Go through the entries below and count the lines holding the word "ylabel". Reply with only the number, please.
======== THE INPUT ========
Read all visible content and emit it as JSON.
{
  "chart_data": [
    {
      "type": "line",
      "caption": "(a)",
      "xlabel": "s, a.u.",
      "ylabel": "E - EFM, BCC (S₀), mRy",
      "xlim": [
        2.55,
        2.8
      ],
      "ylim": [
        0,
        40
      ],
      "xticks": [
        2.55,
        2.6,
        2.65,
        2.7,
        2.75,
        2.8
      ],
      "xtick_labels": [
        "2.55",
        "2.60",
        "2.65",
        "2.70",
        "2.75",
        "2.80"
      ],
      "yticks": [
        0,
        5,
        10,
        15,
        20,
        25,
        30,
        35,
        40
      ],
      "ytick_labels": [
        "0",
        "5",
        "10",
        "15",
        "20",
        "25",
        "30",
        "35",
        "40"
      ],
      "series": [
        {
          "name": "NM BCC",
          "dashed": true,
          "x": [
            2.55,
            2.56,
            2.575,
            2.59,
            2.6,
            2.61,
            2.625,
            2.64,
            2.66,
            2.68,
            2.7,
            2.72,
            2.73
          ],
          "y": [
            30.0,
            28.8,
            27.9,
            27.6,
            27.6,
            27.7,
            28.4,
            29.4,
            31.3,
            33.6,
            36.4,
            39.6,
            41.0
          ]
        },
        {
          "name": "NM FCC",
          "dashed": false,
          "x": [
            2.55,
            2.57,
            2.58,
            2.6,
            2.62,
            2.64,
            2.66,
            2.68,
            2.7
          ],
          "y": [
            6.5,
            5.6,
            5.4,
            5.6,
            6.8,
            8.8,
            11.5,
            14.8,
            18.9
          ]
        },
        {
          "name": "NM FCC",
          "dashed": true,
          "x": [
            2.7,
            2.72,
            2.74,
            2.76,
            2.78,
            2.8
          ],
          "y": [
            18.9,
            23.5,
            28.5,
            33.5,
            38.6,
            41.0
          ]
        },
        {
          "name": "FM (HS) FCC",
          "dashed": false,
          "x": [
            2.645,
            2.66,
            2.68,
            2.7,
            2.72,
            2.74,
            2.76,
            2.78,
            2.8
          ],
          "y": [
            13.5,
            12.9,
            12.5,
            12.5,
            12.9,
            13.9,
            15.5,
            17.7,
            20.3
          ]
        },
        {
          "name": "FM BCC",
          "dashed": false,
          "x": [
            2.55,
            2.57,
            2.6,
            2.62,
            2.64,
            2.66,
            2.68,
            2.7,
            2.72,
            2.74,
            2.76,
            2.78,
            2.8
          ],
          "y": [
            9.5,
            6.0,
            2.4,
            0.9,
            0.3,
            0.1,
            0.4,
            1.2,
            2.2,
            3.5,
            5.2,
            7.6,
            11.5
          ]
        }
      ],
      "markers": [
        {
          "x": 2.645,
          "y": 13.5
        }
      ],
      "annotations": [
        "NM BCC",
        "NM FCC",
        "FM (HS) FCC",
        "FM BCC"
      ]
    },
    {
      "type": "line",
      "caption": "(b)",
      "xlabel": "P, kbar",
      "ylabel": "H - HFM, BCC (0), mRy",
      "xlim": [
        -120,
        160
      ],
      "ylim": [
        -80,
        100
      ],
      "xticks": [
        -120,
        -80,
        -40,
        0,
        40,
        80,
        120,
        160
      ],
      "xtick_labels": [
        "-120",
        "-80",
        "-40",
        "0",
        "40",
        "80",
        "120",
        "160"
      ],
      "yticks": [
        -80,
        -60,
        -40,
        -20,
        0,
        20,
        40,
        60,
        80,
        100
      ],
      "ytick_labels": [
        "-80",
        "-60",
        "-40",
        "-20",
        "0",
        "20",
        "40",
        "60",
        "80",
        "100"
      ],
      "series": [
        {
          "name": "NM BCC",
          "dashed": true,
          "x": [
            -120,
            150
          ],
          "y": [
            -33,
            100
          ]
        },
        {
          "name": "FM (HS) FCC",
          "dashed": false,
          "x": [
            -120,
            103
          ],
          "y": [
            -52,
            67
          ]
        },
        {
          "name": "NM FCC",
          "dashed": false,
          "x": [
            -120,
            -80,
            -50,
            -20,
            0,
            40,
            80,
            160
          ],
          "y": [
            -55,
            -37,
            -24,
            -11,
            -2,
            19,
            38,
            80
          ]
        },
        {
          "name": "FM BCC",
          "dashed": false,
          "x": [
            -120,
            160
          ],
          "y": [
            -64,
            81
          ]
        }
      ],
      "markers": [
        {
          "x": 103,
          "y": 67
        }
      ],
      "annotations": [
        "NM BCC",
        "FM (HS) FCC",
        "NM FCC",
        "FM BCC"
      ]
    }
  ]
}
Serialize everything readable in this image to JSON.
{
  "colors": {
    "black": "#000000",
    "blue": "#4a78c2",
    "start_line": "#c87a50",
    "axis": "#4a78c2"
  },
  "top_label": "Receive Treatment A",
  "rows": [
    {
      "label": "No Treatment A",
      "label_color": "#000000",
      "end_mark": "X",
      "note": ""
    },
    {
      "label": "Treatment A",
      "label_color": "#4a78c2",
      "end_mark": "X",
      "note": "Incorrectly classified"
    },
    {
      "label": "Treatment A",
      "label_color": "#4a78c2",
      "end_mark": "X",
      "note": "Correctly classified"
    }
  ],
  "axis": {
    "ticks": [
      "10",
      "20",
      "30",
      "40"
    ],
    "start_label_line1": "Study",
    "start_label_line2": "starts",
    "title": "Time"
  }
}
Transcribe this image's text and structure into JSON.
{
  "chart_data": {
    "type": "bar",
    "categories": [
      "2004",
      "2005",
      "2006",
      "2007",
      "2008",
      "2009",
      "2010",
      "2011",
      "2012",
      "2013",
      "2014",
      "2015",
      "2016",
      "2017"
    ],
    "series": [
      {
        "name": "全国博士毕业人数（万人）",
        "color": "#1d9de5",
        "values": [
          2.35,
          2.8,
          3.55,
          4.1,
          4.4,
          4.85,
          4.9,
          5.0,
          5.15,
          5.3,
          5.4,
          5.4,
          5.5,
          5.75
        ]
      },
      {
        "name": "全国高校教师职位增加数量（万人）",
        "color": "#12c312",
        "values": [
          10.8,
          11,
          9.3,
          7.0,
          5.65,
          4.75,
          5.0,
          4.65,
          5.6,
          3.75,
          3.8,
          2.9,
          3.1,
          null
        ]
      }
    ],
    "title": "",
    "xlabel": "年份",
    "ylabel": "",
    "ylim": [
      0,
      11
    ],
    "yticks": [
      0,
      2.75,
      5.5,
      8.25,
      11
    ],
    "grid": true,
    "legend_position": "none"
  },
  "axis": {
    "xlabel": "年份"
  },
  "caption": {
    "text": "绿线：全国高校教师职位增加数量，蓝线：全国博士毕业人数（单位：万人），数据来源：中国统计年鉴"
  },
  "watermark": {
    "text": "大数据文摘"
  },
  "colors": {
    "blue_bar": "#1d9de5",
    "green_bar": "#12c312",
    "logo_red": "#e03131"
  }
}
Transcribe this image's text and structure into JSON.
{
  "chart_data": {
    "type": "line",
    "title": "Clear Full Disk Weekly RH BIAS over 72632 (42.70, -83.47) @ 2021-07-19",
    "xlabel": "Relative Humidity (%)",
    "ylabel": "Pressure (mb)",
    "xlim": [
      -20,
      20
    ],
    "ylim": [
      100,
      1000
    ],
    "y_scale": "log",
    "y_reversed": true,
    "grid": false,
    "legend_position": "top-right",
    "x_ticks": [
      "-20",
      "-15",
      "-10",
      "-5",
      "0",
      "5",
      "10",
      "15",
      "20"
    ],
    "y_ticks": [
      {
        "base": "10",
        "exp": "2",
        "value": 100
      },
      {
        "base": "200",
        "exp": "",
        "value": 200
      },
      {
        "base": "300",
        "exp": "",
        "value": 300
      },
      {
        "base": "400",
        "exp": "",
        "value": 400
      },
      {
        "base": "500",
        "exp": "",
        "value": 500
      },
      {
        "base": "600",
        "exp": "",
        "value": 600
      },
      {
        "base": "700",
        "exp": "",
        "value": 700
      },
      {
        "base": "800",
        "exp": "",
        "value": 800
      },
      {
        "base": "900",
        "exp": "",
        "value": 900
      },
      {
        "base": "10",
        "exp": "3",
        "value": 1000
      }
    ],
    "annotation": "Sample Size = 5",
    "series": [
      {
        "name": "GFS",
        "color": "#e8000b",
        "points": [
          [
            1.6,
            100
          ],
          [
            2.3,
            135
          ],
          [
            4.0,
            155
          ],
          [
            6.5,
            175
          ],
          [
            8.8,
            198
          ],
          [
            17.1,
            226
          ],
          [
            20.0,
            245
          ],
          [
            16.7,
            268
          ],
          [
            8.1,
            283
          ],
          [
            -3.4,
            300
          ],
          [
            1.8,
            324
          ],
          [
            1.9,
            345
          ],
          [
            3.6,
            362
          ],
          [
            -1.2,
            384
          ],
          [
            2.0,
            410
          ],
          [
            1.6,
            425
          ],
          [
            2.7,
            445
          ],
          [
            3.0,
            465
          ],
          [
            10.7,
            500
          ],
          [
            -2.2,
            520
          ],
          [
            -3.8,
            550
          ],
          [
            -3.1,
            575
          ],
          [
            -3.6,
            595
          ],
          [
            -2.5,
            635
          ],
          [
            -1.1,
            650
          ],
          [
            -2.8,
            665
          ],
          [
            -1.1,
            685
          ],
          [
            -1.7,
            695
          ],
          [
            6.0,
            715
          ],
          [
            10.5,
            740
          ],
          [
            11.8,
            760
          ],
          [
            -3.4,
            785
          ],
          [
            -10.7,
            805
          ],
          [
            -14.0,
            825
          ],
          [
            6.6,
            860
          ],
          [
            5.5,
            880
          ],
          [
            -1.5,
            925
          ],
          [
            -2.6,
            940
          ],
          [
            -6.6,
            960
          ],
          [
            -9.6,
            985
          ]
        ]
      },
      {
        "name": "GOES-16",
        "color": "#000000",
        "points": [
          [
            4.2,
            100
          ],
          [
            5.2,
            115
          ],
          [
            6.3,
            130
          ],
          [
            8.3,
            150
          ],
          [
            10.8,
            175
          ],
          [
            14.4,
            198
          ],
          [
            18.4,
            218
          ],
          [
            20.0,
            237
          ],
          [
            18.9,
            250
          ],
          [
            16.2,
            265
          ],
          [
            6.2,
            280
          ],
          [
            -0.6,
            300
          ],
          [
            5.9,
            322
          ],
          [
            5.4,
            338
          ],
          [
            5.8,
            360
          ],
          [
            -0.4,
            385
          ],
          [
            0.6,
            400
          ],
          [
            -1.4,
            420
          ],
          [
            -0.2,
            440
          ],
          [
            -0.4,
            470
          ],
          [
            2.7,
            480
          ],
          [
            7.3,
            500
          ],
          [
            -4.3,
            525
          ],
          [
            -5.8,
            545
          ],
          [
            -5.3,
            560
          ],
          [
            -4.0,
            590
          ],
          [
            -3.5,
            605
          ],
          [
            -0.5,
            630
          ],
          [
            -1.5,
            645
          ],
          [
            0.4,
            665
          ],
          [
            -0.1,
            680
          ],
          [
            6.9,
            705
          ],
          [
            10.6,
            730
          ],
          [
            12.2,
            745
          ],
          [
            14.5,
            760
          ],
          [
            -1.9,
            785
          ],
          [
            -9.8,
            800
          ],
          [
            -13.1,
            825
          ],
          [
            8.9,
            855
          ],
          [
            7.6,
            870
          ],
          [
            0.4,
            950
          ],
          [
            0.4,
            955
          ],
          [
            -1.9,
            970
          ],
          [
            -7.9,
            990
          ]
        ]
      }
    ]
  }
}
========
EXPECTED OUTPUT: 4